**EXERCISE:** Repeat exactly the stretch of lines from the line containing "What data populates" through the line containing "What's the underlying", both included, and nothing else.

Stored dataset items
======
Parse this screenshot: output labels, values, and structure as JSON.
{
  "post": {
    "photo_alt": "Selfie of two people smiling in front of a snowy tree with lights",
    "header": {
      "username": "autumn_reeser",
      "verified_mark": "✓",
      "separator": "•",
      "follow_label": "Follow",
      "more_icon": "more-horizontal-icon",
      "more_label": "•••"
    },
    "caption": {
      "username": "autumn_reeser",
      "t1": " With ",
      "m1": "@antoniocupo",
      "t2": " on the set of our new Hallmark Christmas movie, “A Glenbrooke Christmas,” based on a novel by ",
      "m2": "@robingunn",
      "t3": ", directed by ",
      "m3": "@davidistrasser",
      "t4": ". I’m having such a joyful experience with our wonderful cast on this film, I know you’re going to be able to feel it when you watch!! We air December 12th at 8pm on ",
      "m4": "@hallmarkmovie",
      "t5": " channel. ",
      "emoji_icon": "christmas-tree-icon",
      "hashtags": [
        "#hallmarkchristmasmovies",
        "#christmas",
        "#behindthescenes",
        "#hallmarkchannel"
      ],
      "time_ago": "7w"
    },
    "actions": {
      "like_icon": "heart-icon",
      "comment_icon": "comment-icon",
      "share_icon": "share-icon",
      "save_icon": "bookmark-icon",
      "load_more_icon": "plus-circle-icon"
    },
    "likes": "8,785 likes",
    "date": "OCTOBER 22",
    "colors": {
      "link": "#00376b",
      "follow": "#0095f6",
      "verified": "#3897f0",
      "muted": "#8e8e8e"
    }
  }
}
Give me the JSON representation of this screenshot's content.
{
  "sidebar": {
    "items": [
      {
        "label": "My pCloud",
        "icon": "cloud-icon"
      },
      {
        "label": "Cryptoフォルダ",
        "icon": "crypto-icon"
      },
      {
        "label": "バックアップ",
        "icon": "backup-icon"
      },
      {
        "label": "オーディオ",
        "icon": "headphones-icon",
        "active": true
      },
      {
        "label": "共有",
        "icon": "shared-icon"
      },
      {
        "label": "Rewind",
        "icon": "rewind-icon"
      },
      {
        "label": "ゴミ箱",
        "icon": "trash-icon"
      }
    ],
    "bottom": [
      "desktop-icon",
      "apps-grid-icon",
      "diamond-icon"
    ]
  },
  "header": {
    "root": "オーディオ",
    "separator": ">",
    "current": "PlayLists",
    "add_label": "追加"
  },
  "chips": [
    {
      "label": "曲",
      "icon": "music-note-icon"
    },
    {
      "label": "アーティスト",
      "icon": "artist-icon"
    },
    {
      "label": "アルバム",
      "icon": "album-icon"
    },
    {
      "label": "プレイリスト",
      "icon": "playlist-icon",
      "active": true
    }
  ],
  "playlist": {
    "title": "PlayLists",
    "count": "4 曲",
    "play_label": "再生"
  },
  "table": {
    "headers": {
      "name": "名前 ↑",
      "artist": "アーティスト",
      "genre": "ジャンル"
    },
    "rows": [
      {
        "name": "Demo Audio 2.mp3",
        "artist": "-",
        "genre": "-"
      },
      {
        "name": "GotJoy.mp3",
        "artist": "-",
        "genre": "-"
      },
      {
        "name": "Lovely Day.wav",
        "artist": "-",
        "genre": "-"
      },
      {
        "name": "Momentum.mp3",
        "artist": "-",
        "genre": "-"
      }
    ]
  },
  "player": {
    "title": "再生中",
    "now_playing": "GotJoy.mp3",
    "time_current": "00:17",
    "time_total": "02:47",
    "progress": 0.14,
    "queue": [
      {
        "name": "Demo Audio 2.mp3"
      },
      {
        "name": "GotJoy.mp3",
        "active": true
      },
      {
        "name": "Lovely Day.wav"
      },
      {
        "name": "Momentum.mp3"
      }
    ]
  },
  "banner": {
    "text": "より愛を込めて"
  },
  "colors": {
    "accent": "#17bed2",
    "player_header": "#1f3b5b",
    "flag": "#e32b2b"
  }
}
======
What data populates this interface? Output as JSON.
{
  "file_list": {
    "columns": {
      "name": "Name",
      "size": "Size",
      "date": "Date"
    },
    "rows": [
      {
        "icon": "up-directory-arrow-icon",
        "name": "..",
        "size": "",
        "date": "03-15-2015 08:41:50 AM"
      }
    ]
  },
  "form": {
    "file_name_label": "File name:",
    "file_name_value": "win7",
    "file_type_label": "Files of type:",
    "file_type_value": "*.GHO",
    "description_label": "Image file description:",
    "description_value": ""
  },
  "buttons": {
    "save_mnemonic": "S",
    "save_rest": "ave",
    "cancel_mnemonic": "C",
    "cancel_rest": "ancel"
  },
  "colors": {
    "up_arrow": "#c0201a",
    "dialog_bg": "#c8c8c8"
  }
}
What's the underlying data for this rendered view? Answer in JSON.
======
**WORKED ANSWER:**
What data populates this interface? Output as JSON.
{
  "file_list": {
    "columns": {
      "name": "Name",
      "size": "Size",
      "date": "Date"
    },
    "rows": [
      {
        "icon": "up-directory-arrow-icon",
        "name": "..",
        "size": "",
        "date": "03-15-2015 08:41:50 AM"
      }
    ]
  },
  "form": {
    "file_name_label": "File name:",
    "file_name_value": "win7",
    "file_type_label": "Files of type:",
    "file_type_value": "*.GHO",
    "description_label": "Image file description:",
    "description_value": ""
  },
  "buttons": {
    "save_mnemonic": "S",
    "save_rest": "ave",
    "cancel_mnemonic": "C",
    "cancel_rest": "ancel"
  },
  "colors": {
    "up_arrow": "#c0201a",
    "dialog_bg": "#c8c8c8"
  }
}
What's the underlying data for this rendered view? Answer in JSON.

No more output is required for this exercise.